Start of RECORD LIST

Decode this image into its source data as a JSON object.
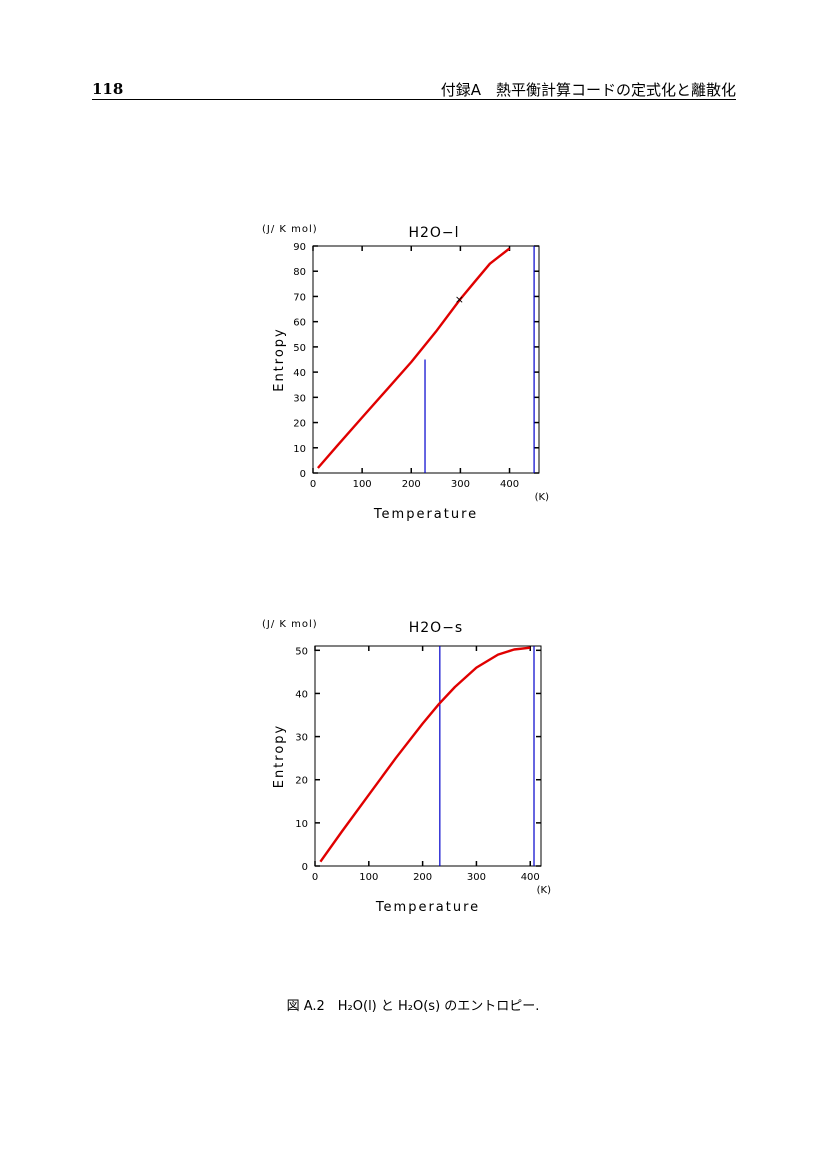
{
  "header": {
    "page_number": "118",
    "running_head": "付録A　熱平衡計算コードの定式化と離散化"
  },
  "chart_data": [
    {
      "type": "line",
      "title": "H2O−l",
      "unit_label": "(J/ K mol)",
      "ylabel": "Entropy",
      "xlabel": "Temperature",
      "xunit": "(K)",
      "xlim": [
        0,
        460
      ],
      "ylim": [
        0,
        90
      ],
      "xticks": [
        0,
        100,
        200,
        300,
        400
      ],
      "yticks": [
        0,
        10,
        20,
        30,
        40,
        50,
        60,
        70,
        80,
        90
      ],
      "series": [
        {
          "color": "#e00000",
          "x": [
            10,
            50,
            100,
            150,
            200,
            250,
            300,
            330,
            360,
            380,
            400
          ],
          "y": [
            2,
            11,
            22,
            33,
            44,
            56,
            69,
            76,
            83,
            86,
            89
          ]
        }
      ],
      "marker": {
        "x": 298,
        "y": 69,
        "symbol": "×"
      },
      "vlines": [
        {
          "x": 228,
          "ymax": 45,
          "color": "#0000cc"
        },
        {
          "x": 450,
          "ymax": 90,
          "color": "#0000cc"
        }
      ]
    },
    {
      "type": "line",
      "title": "H2O−s",
      "unit_label": "(J/ K mol)",
      "ylabel": "Entropy",
      "xlabel": "Temperature",
      "xunit": "(K)",
      "xlim": [
        0,
        420
      ],
      "ylim": [
        0,
        51
      ],
      "xticks": [
        0,
        100,
        200,
        300,
        400
      ],
      "yticks": [
        0,
        10,
        20,
        30,
        40,
        50
      ],
      "series": [
        {
          "color": "#e00000",
          "x": [
            10,
            50,
            100,
            150,
            200,
            230,
            260,
            300,
            340,
            370,
            400
          ],
          "y": [
            1,
            8,
            16.5,
            25,
            33,
            37.5,
            41.5,
            46,
            49,
            50.2,
            50.6
          ]
        }
      ],
      "vlines": [
        {
          "x": 232,
          "ymax": 51,
          "color": "#0000cc"
        },
        {
          "x": 407,
          "ymax": 51,
          "color": "#0000cc"
        }
      ]
    }
  ],
  "caption": "図 A.2　H₂O(l) と H₂O(s) のエントロピー."
}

End of RECORD LIST

[EXERCISE REQUIREMENTS]:
Could you reproduce every record above exactly, leaving out the pictures?

[THE OUTPUT]:
Decode this image into its source data as a JSON object.
{
  "header": {
    "page_number": "118",
    "running_head": "付録A　熱平衡計算コードの定式化と離散化"
  },
  "chart_data": [
    {
      "type": "line",
      "title": "H2O−l",
      "unit_label": "(J/ K mol)",
      "ylabel": "Entropy",
      "xlabel": "Temperature",
      "xunit": "(K)",
      "xlim": [
        0,
        460
      ],
      "ylim": [
        0,
        90
      ],
      "xticks": [
        0,
        100,
        200,
        300,
        400
      ],
      "yticks": [
        0,
        10,
        20,
        30,
        40,
        50,
        60,
        70,
        80,
        90
      ],
      "series": [
        {
          "color": "#e00000",
          "x": [
            10,
            50,
            100,
            150,
            200,
            250,
            300,
            330,
            360,
            380,
            400
          ],
          "y": [
            2,
            11,
            22,
            33,
            44,
            56,
            69,
            76,
            83,
            86,
            89
          ]
        }
      ],
      "marker": {
        "x": 298,
        "y": 69,
        "symbol": "×"
      },
      "vlines": [
        {
          "x": 228,
          "ymax": 45,
          "color": "#0000cc"
        },
        {
          "x": 450,
          "ymax": 90,
          "color": "#0000cc"
        }
      ]
    },
    {
      "type": "line",
      "title": "H2O−s",
      "unit_label": "(J/ K mol)",
      "ylabel": "Entropy",
      "xlabel": "Temperature",
      "xunit": "(K)",
      "xlim": [
        0,
        420
      ],
      "ylim": [
        0,
        51
      ],
      "xticks": [
        0,
        100,
        200,
        300,
        400
      ],
      "yticks": [
        0,
        10,
        20,
        30,
        40,
        50
      ],
      "series": [
        {
          "color": "#e00000",
          "x": [
            10,
            50,
            100,
            150,
            200,
            230,
            260,
            300,
            340,
            370,
            400
          ],
          "y": [
            1,
            8,
            16.5,
            25,
            33,
            37.5,
            41.5,
            46,
            49,
            50.2,
            50.6
          ]
        }
      ],
      "vlines": [
        {
          "x": 232,
          "ymax": 51,
          "color": "#0000cc"
        },
        {
          "x": 407,
          "ymax": 51,
          "color": "#0000cc"
        }
      ]
    }
  ],
  "caption": "図 A.2　H₂O(l) と H₂O(s) のエントロピー."
}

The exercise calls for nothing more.